[Given task] Copy out each line of the listing that has the word "html" in it.

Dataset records
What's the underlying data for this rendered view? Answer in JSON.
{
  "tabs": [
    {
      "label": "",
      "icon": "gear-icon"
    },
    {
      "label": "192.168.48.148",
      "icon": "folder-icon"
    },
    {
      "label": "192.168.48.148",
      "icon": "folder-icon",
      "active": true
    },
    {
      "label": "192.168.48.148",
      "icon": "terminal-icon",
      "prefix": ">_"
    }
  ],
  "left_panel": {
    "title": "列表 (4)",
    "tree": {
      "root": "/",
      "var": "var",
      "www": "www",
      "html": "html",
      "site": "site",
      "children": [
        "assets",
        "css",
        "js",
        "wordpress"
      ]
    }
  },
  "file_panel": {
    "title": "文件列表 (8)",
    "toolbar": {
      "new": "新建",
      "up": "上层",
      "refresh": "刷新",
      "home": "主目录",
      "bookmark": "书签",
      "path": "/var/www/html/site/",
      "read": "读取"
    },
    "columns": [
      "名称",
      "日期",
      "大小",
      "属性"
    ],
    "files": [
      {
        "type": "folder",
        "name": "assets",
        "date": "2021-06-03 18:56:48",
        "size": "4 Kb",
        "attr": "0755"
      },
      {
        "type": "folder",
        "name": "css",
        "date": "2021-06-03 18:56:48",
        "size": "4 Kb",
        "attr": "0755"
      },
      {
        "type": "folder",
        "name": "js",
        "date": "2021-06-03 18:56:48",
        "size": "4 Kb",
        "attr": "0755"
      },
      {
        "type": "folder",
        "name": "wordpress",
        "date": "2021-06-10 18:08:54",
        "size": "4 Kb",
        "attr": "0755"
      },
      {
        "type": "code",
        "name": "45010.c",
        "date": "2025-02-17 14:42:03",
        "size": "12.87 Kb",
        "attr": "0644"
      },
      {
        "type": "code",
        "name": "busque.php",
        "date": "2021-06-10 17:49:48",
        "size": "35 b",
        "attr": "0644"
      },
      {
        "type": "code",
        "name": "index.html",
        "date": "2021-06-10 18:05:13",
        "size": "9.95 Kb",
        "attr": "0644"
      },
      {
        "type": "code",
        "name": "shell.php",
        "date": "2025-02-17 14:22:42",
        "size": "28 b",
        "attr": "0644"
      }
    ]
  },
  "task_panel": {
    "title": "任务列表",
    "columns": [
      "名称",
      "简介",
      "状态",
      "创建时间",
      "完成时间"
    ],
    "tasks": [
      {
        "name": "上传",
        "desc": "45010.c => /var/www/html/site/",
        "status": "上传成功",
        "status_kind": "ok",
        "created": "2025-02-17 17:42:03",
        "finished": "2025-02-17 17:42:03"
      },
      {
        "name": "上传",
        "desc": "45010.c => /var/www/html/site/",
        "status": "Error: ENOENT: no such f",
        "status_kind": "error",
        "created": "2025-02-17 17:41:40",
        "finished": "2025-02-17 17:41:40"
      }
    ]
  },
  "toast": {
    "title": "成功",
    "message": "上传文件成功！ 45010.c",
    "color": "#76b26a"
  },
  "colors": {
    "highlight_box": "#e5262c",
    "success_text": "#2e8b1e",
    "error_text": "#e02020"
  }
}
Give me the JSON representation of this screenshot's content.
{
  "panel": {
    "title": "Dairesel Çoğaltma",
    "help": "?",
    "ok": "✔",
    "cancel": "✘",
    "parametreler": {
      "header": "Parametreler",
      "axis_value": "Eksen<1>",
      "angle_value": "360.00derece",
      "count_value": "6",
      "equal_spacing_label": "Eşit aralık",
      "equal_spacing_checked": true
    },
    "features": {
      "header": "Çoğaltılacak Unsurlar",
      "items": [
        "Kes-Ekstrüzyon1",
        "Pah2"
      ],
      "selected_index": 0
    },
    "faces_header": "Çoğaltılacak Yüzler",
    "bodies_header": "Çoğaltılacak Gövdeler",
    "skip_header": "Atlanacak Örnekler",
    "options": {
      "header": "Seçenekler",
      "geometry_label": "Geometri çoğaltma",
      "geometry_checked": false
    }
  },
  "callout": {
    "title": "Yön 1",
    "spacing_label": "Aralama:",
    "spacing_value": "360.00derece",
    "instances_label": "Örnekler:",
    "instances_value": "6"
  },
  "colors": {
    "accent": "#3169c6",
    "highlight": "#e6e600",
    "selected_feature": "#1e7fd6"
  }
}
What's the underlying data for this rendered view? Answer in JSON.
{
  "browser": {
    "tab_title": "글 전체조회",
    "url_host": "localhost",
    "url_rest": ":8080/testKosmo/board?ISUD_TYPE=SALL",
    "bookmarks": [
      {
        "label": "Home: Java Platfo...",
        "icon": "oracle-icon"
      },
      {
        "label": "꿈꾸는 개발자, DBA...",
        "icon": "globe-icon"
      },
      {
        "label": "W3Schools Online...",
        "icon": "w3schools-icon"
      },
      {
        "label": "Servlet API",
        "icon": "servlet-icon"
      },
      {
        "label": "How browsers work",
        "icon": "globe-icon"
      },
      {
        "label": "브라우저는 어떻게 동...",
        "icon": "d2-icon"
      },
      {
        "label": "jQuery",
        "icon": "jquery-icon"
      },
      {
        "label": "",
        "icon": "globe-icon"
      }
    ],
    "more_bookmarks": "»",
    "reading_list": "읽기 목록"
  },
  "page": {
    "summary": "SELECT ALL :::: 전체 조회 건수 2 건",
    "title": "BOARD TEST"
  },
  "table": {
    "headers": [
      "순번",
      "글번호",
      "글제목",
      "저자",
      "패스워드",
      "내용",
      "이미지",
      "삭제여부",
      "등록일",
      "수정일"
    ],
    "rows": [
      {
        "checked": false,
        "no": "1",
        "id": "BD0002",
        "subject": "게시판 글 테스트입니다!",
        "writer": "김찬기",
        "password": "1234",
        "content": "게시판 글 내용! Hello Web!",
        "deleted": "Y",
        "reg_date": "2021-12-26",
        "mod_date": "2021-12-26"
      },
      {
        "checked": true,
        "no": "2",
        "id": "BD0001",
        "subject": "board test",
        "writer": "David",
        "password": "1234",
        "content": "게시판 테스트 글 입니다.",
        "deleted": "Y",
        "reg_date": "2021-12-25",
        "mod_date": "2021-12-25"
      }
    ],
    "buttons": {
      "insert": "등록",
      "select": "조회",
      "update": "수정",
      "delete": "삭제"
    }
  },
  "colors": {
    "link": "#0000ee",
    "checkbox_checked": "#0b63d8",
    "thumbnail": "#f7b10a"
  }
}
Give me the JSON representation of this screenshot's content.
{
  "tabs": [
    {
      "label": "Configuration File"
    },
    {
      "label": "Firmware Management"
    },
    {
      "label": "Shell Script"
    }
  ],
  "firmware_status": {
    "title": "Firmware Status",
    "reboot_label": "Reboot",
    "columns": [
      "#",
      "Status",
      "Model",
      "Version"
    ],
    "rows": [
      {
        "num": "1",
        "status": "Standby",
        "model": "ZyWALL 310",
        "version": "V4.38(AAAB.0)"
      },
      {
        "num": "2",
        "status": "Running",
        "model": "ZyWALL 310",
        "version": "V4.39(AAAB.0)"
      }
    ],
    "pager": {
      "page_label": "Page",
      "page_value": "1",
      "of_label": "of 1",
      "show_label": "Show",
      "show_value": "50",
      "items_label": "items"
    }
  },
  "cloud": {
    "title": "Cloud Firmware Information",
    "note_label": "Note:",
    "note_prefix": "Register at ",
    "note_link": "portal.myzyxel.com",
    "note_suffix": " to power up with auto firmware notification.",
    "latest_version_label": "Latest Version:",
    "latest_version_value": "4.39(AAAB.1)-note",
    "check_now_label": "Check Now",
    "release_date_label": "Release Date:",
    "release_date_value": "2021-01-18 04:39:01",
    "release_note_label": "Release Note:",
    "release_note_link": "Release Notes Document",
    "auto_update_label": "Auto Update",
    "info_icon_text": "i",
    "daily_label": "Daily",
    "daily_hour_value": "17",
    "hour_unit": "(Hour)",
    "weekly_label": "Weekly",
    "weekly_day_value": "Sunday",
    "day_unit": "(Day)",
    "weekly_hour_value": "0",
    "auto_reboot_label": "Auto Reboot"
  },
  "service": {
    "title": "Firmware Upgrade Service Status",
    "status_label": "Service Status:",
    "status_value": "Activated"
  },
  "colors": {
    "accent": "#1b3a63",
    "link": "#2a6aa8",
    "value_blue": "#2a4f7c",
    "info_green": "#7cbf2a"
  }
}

[Exercise result]
      "html": "html",
      "path": "/var/www/html/site/",
        "name": "index.html",
        "desc": "45010.c => /var/www/html/site/",
        "desc": "45010.c => /var/www/html/site/",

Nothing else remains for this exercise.